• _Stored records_
::::::::::

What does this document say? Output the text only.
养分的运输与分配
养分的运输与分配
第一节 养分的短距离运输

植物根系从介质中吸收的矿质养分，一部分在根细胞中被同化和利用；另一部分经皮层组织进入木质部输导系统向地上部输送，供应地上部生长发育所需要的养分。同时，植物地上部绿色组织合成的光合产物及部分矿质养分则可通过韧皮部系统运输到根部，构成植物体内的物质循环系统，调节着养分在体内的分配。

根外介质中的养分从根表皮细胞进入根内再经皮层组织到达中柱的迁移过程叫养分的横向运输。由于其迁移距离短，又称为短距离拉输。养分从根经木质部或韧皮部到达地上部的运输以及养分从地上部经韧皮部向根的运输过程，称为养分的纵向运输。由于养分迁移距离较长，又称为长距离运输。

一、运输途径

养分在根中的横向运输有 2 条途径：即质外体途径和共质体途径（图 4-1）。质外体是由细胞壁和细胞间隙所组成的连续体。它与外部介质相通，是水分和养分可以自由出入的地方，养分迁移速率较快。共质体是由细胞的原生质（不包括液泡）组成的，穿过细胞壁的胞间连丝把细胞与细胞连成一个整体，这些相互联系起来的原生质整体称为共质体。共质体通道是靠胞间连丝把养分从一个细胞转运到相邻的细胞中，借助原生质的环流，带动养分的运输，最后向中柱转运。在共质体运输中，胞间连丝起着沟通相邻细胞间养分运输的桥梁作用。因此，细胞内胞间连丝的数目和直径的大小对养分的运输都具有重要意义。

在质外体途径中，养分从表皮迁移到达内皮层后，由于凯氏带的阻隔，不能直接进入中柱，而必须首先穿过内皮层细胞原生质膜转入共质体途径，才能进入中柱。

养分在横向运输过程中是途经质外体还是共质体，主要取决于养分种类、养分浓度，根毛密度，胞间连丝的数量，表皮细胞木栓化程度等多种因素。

::::::::::

• _WHAT THE TASK REQUIRES_
Print the listing above in full, exactly as it is.

• _RESPONSE TO THE EXERCISE_
What does this document say? Output the text only.
养分的运输与分配
养分的运输与分配
第一节 养分的短距离运输

植物根系从介质中吸收的矿质养分，一部分在根细胞中被同化和利用；另一部分经皮层组织进入木质部输导系统向地上部输送，供应地上部生长发育所需要的养分。同时，植物地上部绿色组织合成的光合产物及部分矿质养分则可通过韧皮部系统运输到根部，构成植物体内的物质循环系统，调节着养分在体内的分配。

根外介质中的养分从根表皮细胞进入根内再经皮层组织到达中柱的迁移过程叫养分的横向运输。由于其迁移距离短，又称为短距离拉输。养分从根经木质部或韧皮部到达地上部的运输以及养分从地上部经韧皮部向根的运输过程，称为养分的纵向运输。由于养分迁移距离较长，又称为长距离运输。

一、运输途径

养分在根中的横向运输有 2 条途径：即质外体途径和共质体途径（图 4-1）。质外体是由细胞壁和细胞间隙所组成的连续体。它与外部介质相通，是水分和养分可以自由出入的地方，养分迁移速率较快。共质体是由细胞的原生质（不包括液泡）组成的，穿过细胞壁的胞间连丝把细胞与细胞连成一个整体，这些相互联系起来的原生质整体称为共质体。共质体通道是靠胞间连丝把养分从一个细胞转运到相邻的细胞中，借助原生质的环流，带动养分的运输，最后向中柱转运。在共质体运输中，胞间连丝起着沟通相邻细胞间养分运输的桥梁作用。因此，细胞内胞间连丝的数目和直径的大小对养分的运输都具有重要意义。

在质外体途径中，养分从表皮迁移到达内皮层后，由于凯氏带的阻隔，不能直接进入中柱，而必须首先穿过内皮层细胞原生质膜转入共质体途径，才能进入中柱。

养分在横向运输过程中是途经质外体还是共质体，主要取决于养分种类、养分浓度，根毛密度，胞间连丝的数量，表皮细胞木栓化程度等多种因素。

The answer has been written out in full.